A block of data

☆ ☆ ☆

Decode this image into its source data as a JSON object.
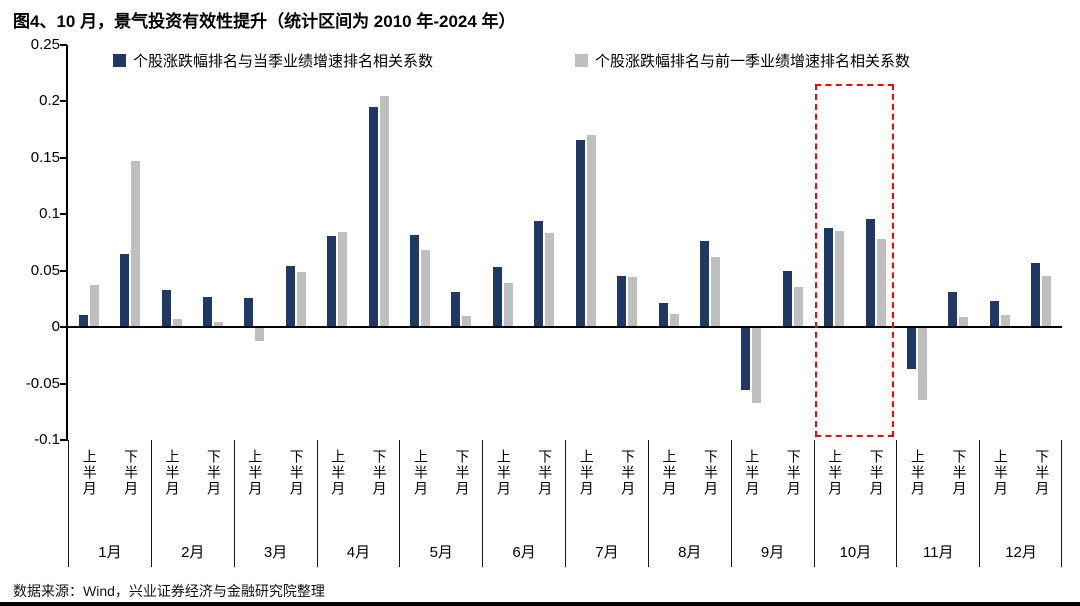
{
  "title": "图4、10 月，景气投资有效性提升（统计区间为 2010 年-2024 年）",
  "footer": {
    "source": "数据来源：Wind，兴业证券经济与金融研究院整理"
  },
  "legend": [
    {
      "label": "个股涨跌幅排名与当季业绩增速排名相关系数",
      "color": "#1f3864"
    },
    {
      "label": "个股涨跌幅排名与前一季业绩增速排名相关系数",
      "color": "#bfbfbf"
    }
  ],
  "colors": {
    "series_current": "#1f3864",
    "series_previous": "#bfbfbf",
    "highlight_box": "#fe0000",
    "axis": "#000000"
  },
  "chart_data": {
    "type": "bar",
    "title": "图4、10 月，景气投资有效性提升（统计区间为 2010 年-2024 年）",
    "categories_months": [
      "1月",
      "2月",
      "3月",
      "4月",
      "5月",
      "6月",
      "7月",
      "8月",
      "9月",
      "10月",
      "11月",
      "12月"
    ],
    "subcategories_per_month": [
      "上半月",
      "下半月"
    ],
    "ylim": [
      -0.1,
      0.25
    ],
    "grid": false,
    "legend_position": "top",
    "y_ticks": [
      {
        "v": 0.25,
        "label": "0.25"
      },
      {
        "v": 0.2,
        "label": "0.2"
      },
      {
        "v": 0.15,
        "label": "0.15"
      },
      {
        "v": 0.1,
        "label": "0.1"
      },
      {
        "v": 0.05,
        "label": "0.05"
      },
      {
        "v": 0,
        "label": "0"
      },
      {
        "v": -0.05,
        "label": "-0.05"
      },
      {
        "v": -0.1,
        "label": "-0.1"
      }
    ],
    "series": [
      {
        "name": "个股涨跌幅排名与当季业绩增速排名相关系数",
        "color": "#1f3864",
        "values": [
          0.011,
          0.065,
          0.033,
          0.027,
          0.026,
          0.054,
          0.081,
          0.195,
          0.082,
          0.031,
          0.053,
          0.094,
          0.166,
          0.045,
          0.021,
          0.076,
          -0.056,
          0.05,
          0.088,
          0.096,
          -0.037,
          0.031,
          0.023,
          0.057
        ]
      },
      {
        "name": "个股涨跌幅排名与前一季业绩增速排名相关系数",
        "color": "#bfbfbf",
        "values": [
          0.037,
          0.147,
          0.007,
          0.005,
          -0.012,
          0.049,
          0.084,
          0.205,
          0.068,
          0.01,
          0.039,
          0.083,
          0.17,
          0.044,
          0.012,
          0.062,
          -0.067,
          0.036,
          0.085,
          0.078,
          -0.065,
          0.009,
          0.011,
          0.045
        ]
      }
    ],
    "highlight": {
      "month": "10月",
      "style": "red dashed box",
      "color": "#fe0000"
    }
  }
}
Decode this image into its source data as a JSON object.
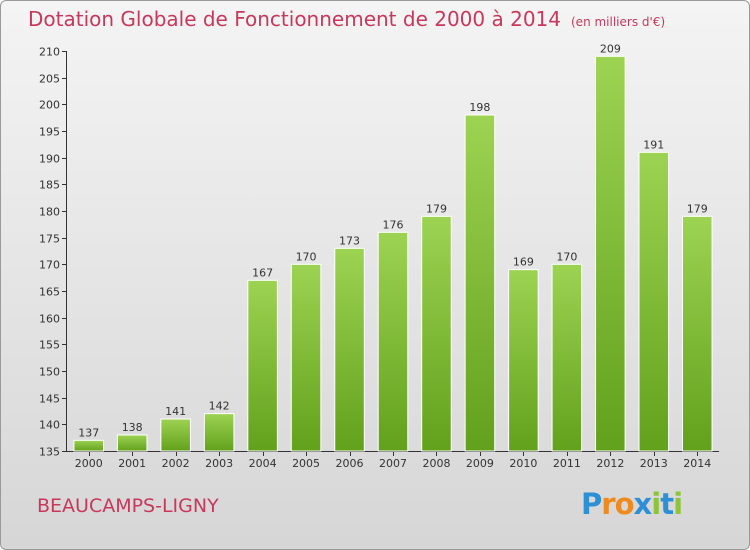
{
  "header": {
    "title": "Dotation Globale de Fonctionnement de 2000 à 2014",
    "unit": "(en milliers d'€)"
  },
  "footer": {
    "commune": "BEAUCAMPS-LIGNY",
    "logo": "Proxiti"
  },
  "chart_data": {
    "type": "bar",
    "title": "Dotation Globale de Fonctionnement de 2000 à 2014",
    "subtitle": "(en milliers d'€)",
    "xlabel": "",
    "ylabel": "",
    "categories": [
      "2000",
      "2001",
      "2002",
      "2003",
      "2004",
      "2005",
      "2006",
      "2007",
      "2008",
      "2009",
      "2010",
      "2011",
      "2012",
      "2013",
      "2014"
    ],
    "values": [
      137,
      138,
      141,
      142,
      167,
      170,
      173,
      176,
      179,
      198,
      169,
      170,
      209,
      191,
      179
    ],
    "ylim": [
      135,
      210
    ],
    "yticks": [
      135,
      140,
      145,
      150,
      155,
      160,
      165,
      170,
      175,
      180,
      185,
      190,
      195,
      200,
      205,
      210
    ],
    "grid": false,
    "legend": "none",
    "colors": {
      "bar_light": "#9dd352",
      "bar_dark": "#62a11c",
      "title": "#c8385c",
      "axis": "#333333"
    }
  }
}
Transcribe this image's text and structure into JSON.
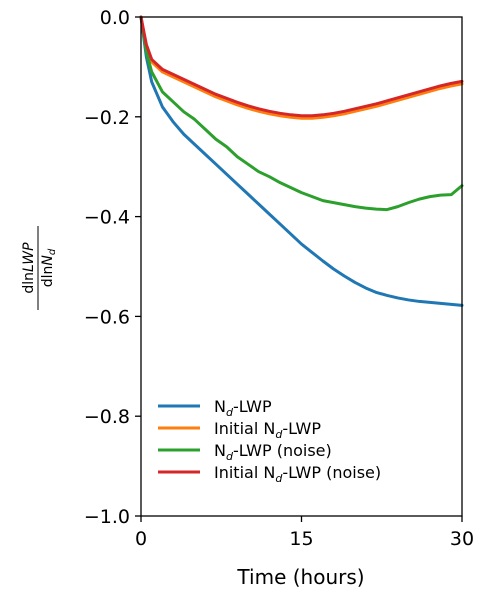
{
  "chart_data": {
    "type": "line",
    "xlabel": "Time (hours)",
    "ylabel_numerator": "dlnLWP",
    "ylabel_denominator": "dlnN_d",
    "xlim": [
      0,
      30
    ],
    "ylim": [
      -1.0,
      0.0
    ],
    "x_ticks": [
      0,
      15,
      30
    ],
    "x_tick_labels": [
      "0",
      "15",
      "30"
    ],
    "y_ticks": [
      0.0,
      -0.2,
      -0.4,
      -0.6,
      -0.8,
      -1.0
    ],
    "y_tick_labels": [
      "0.0",
      "−0.2",
      "−0.4",
      "−0.6",
      "−0.8",
      "−1.0"
    ],
    "grid": false,
    "legend_position": "lower-left",
    "series": [
      {
        "name": "N_d-LWP",
        "legend_main": "N",
        "legend_sub": "d",
        "legend_suffix": "-LWP",
        "color": "#1f77b4",
        "x": [
          0,
          0.5,
          1,
          2,
          3,
          4,
          5,
          6,
          7,
          8,
          9,
          10,
          11,
          12,
          13,
          14,
          15,
          16,
          17,
          18,
          19,
          20,
          21,
          22,
          23,
          24,
          25,
          26,
          27,
          28,
          29,
          30
        ],
        "y": [
          0.0,
          -0.08,
          -0.13,
          -0.18,
          -0.21,
          -0.235,
          -0.255,
          -0.275,
          -0.295,
          -0.315,
          -0.335,
          -0.355,
          -0.375,
          -0.395,
          -0.415,
          -0.435,
          -0.455,
          -0.472,
          -0.489,
          -0.505,
          -0.519,
          -0.532,
          -0.543,
          -0.552,
          -0.558,
          -0.563,
          -0.567,
          -0.57,
          -0.572,
          -0.574,
          -0.576,
          -0.578
        ]
      },
      {
        "name": "Initial N_d-LWP",
        "legend_main": "Initial N",
        "legend_sub": "d",
        "legend_suffix": "-LWP",
        "color": "#ff7f0e",
        "x": [
          0,
          0.5,
          1,
          2,
          3,
          4,
          5,
          6,
          7,
          8,
          9,
          10,
          11,
          12,
          13,
          14,
          15,
          16,
          17,
          18,
          19,
          20,
          21,
          22,
          23,
          24,
          25,
          26,
          27,
          28,
          29,
          30
        ],
        "y": [
          0.0,
          -0.06,
          -0.09,
          -0.11,
          -0.12,
          -0.13,
          -0.14,
          -0.15,
          -0.16,
          -0.168,
          -0.176,
          -0.183,
          -0.189,
          -0.194,
          -0.198,
          -0.201,
          -0.203,
          -0.203,
          -0.201,
          -0.198,
          -0.194,
          -0.189,
          -0.184,
          -0.179,
          -0.173,
          -0.167,
          -0.161,
          -0.155,
          -0.149,
          -0.143,
          -0.138,
          -0.134
        ]
      },
      {
        "name": "N_d-LWP (noise)",
        "legend_main": "N",
        "legend_sub": "d",
        "legend_suffix": "-LWP (noise)",
        "color": "#2ca02c",
        "x": [
          0,
          0.5,
          1,
          2,
          3,
          4,
          5,
          6,
          7,
          8,
          9,
          10,
          11,
          12,
          13,
          14,
          15,
          16,
          17,
          18,
          19,
          20,
          21,
          22,
          23,
          24,
          25,
          26,
          27,
          28,
          29,
          30
        ],
        "y": [
          0.0,
          -0.07,
          -0.11,
          -0.15,
          -0.17,
          -0.19,
          -0.205,
          -0.225,
          -0.245,
          -0.26,
          -0.28,
          -0.295,
          -0.31,
          -0.32,
          -0.332,
          -0.342,
          -0.352,
          -0.36,
          -0.368,
          -0.372,
          -0.376,
          -0.38,
          -0.383,
          -0.385,
          -0.386,
          -0.38,
          -0.372,
          -0.365,
          -0.36,
          -0.357,
          -0.356,
          -0.338
        ]
      },
      {
        "name": "Initial N_d-LWP (noise)",
        "legend_main": "Initial N",
        "legend_sub": "d",
        "legend_suffix": "-LWP (noise)",
        "color": "#d62728",
        "x": [
          0,
          0.5,
          1,
          2,
          3,
          4,
          5,
          6,
          7,
          8,
          9,
          10,
          11,
          12,
          13,
          14,
          15,
          16,
          17,
          18,
          19,
          20,
          21,
          22,
          23,
          24,
          25,
          26,
          27,
          28,
          29,
          30
        ],
        "y": [
          0.0,
          -0.055,
          -0.085,
          -0.105,
          -0.115,
          -0.125,
          -0.135,
          -0.145,
          -0.155,
          -0.163,
          -0.171,
          -0.178,
          -0.184,
          -0.189,
          -0.193,
          -0.196,
          -0.198,
          -0.198,
          -0.196,
          -0.193,
          -0.189,
          -0.184,
          -0.179,
          -0.174,
          -0.168,
          -0.162,
          -0.156,
          -0.15,
          -0.144,
          -0.138,
          -0.133,
          -0.129
        ]
      }
    ]
  }
}
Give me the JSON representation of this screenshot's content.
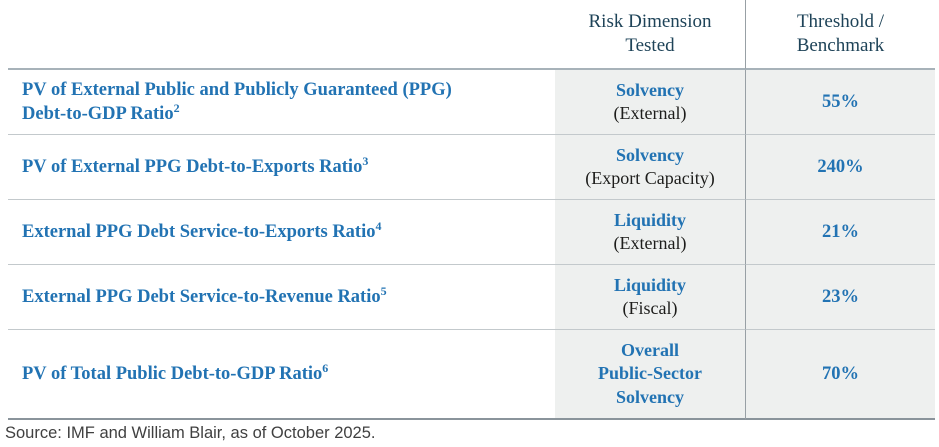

☆ ☆ ☆

Gather up, from the records above, each line where the word "个股涨跌幅排名与前一季业绩增速排名相关系数" appears.

[EXERCISE RESULT]:
      "label": "个股涨跌幅排名与前一季业绩增速排名相关系数",
        "name": "个股涨跌幅排名与前一季业绩增速排名相关系数",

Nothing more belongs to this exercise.